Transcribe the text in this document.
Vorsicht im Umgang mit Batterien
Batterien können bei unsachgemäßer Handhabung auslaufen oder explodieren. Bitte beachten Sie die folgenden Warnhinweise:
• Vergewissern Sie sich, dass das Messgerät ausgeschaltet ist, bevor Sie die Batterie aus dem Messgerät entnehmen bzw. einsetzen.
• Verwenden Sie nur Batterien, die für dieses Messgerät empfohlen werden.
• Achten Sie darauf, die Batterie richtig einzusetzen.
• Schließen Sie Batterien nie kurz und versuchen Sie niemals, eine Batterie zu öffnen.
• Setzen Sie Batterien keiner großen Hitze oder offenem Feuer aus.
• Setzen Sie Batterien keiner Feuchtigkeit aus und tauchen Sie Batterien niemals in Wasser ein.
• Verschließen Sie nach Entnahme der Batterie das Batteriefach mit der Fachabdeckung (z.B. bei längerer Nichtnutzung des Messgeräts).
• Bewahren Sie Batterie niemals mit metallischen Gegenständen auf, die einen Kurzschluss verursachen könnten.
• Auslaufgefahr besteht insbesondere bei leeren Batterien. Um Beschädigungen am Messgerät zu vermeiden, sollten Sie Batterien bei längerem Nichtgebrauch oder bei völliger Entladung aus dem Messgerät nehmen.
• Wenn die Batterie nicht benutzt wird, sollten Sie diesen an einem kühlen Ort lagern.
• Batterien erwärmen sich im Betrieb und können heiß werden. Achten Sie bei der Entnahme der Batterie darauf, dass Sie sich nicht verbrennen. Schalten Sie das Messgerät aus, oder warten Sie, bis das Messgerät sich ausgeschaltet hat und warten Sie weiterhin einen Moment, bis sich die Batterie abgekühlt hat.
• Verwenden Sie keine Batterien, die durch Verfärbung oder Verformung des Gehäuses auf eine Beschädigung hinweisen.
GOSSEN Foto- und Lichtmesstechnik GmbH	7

──────────

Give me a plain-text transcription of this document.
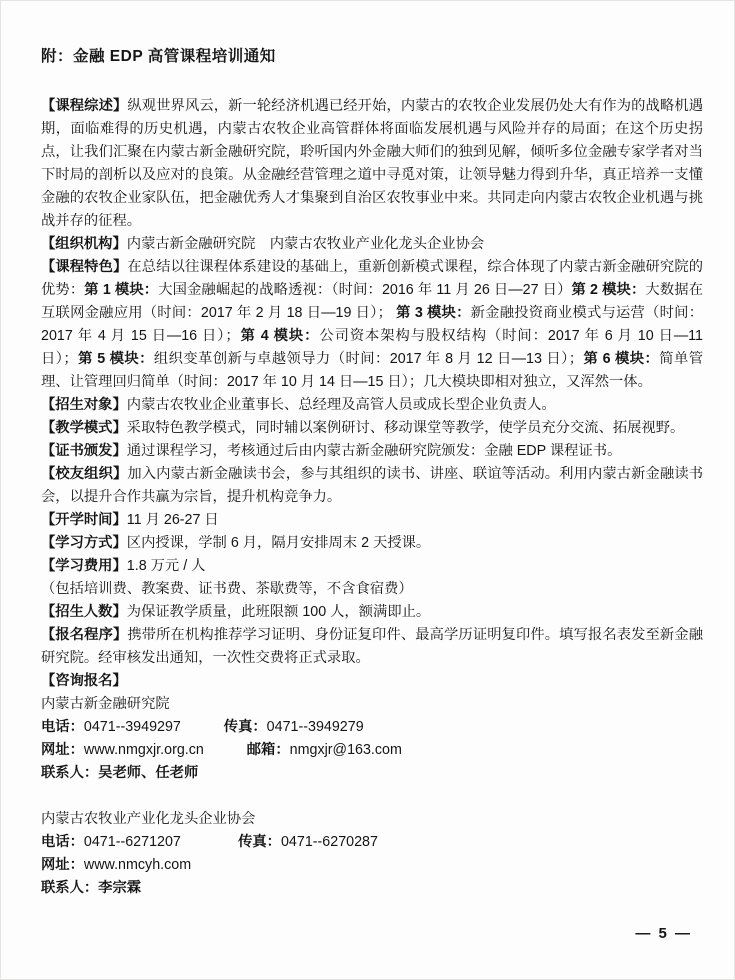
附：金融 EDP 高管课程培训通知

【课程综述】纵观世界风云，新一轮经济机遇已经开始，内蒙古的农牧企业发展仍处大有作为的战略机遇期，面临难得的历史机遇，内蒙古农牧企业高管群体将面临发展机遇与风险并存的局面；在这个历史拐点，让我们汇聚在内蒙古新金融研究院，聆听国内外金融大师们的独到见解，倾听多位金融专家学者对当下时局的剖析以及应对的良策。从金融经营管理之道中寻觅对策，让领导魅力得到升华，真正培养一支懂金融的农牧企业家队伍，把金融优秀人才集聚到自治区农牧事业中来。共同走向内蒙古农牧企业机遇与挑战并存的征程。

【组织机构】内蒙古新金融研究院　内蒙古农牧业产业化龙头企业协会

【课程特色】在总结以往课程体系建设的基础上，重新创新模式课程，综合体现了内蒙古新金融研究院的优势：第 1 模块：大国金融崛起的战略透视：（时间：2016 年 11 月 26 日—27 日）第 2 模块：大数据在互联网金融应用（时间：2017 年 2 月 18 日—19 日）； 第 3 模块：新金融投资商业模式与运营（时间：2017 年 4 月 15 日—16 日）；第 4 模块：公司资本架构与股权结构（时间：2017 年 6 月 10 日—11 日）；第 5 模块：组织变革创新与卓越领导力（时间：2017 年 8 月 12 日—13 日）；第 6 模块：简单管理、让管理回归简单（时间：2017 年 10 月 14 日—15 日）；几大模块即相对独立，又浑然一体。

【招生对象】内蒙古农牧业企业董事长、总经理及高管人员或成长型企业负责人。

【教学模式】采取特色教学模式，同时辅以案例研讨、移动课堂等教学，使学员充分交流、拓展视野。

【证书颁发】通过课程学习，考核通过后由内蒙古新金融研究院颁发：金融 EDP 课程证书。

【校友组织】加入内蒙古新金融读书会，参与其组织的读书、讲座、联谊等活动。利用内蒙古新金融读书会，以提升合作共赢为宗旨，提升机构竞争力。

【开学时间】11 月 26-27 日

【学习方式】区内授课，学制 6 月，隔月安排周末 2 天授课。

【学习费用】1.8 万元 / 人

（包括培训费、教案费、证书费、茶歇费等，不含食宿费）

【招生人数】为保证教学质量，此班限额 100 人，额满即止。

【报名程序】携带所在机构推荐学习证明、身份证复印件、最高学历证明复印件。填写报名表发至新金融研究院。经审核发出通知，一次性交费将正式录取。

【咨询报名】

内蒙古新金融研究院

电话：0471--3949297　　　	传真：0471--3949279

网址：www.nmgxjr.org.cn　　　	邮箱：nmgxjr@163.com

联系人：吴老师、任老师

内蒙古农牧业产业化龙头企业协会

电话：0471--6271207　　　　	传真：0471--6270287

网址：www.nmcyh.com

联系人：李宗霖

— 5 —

──────────

Using the material above, copy every line in which the string "werden" occurs.

## CORRECT OUTPUT:
• Verwenden Sie nur Batterien, die für dieses Messgerät empfohlen werden.
• Batterien erwärmen sich im Betrieb und können heiß werden. Achten Sie bei der Entnahme der Batterie darauf, dass Sie sich nicht verbrennen. Schalten Sie das Messgerät aus, oder warten Sie, bis das Messgerät sich ausgeschaltet hat und warten Sie weiterhin einen Moment, bis sich die Batterie abgekühlt hat.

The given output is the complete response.